■ **Information shown**
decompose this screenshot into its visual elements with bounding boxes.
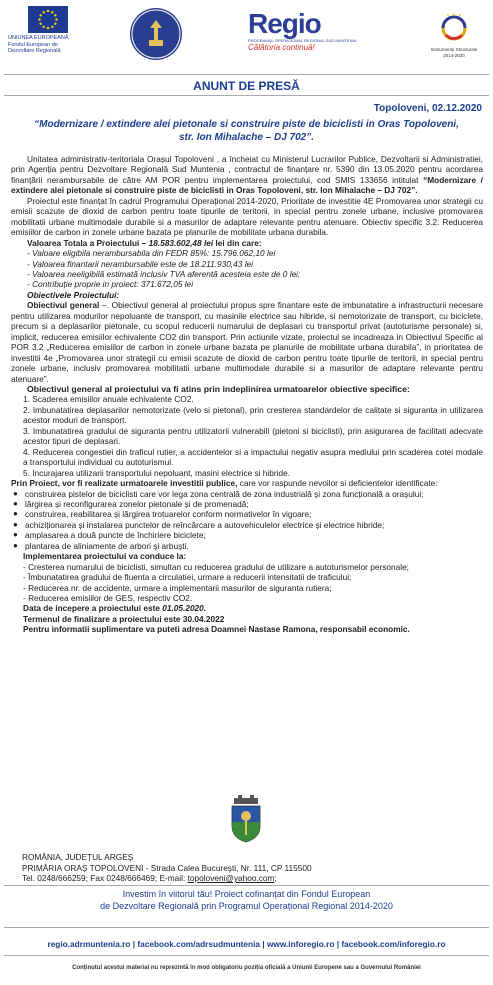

* * *

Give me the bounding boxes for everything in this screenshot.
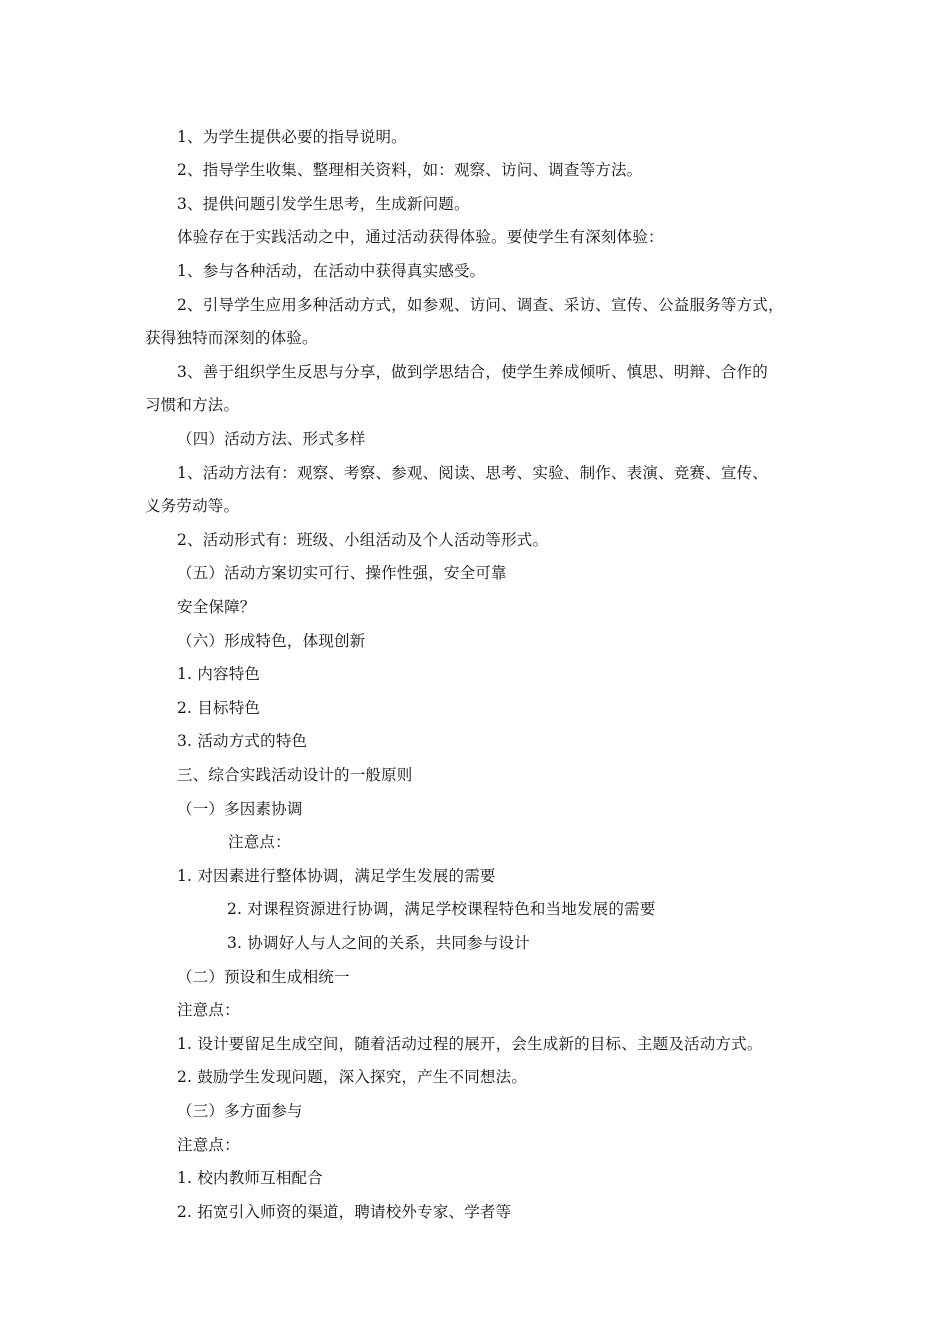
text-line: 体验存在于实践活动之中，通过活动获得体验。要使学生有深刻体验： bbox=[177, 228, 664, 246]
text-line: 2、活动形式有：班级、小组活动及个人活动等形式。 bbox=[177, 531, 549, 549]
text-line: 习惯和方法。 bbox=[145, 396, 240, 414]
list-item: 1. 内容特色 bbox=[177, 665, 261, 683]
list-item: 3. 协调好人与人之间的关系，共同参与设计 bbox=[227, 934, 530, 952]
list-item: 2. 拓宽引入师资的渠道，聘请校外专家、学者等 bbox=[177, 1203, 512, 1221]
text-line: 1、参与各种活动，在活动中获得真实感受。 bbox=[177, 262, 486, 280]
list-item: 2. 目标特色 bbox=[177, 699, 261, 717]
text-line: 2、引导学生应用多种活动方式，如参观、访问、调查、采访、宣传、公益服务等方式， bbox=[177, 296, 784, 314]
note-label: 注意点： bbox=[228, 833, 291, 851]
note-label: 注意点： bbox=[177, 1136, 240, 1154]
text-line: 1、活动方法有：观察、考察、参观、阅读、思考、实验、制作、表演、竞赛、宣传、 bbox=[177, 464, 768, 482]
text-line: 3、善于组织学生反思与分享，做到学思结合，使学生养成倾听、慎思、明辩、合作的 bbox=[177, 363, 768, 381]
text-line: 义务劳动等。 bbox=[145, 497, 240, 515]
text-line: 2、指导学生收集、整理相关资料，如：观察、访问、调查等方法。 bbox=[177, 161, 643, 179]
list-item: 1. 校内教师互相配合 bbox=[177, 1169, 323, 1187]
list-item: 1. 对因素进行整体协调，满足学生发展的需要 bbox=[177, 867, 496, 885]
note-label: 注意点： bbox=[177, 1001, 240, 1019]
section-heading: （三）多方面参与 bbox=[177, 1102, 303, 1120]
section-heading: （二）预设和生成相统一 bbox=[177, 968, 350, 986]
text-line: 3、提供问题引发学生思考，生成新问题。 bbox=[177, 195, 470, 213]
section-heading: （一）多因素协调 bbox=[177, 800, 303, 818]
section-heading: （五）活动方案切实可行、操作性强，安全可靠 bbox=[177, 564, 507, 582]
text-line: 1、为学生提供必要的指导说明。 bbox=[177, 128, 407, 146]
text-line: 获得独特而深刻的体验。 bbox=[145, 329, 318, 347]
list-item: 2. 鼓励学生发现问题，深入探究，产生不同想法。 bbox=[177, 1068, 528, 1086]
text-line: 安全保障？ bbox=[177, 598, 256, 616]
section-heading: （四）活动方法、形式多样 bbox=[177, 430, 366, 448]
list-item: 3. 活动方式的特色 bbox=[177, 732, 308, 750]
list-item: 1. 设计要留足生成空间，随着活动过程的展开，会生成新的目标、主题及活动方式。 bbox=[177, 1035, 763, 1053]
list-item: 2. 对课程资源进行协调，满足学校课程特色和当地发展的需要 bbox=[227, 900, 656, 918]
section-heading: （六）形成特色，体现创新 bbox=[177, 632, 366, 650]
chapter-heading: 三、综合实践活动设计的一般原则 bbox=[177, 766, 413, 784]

■ **Objective**
Update everything from the line containing "Give me the" down to the line containing "list-item: 2. 拓宽引入师资的渠道，聘请校外专家、学者等", swapping "list-item" for "list-entry" and keeping every other part unchanged. Omit the pictures from the result.

■ **Task result**
Give me the bounding boxes for everything in this screenshot.
text-line: 体验存在于实践活动之中，通过活动获得体验。要使学生有深刻体验： bbox=[177, 228, 664, 246]
text-line: 2、活动形式有：班级、小组活动及个人活动等形式。 bbox=[177, 531, 549, 549]
text-line: 习惯和方法。 bbox=[145, 396, 240, 414]
list-entry: 1. 内容特色 bbox=[177, 665, 261, 683]
list-entry: 3. 协调好人与人之间的关系，共同参与设计 bbox=[227, 934, 530, 952]
list-entry: 2. 拓宽引入师资的渠道，聘请校外专家、学者等 bbox=[177, 1203, 512, 1221]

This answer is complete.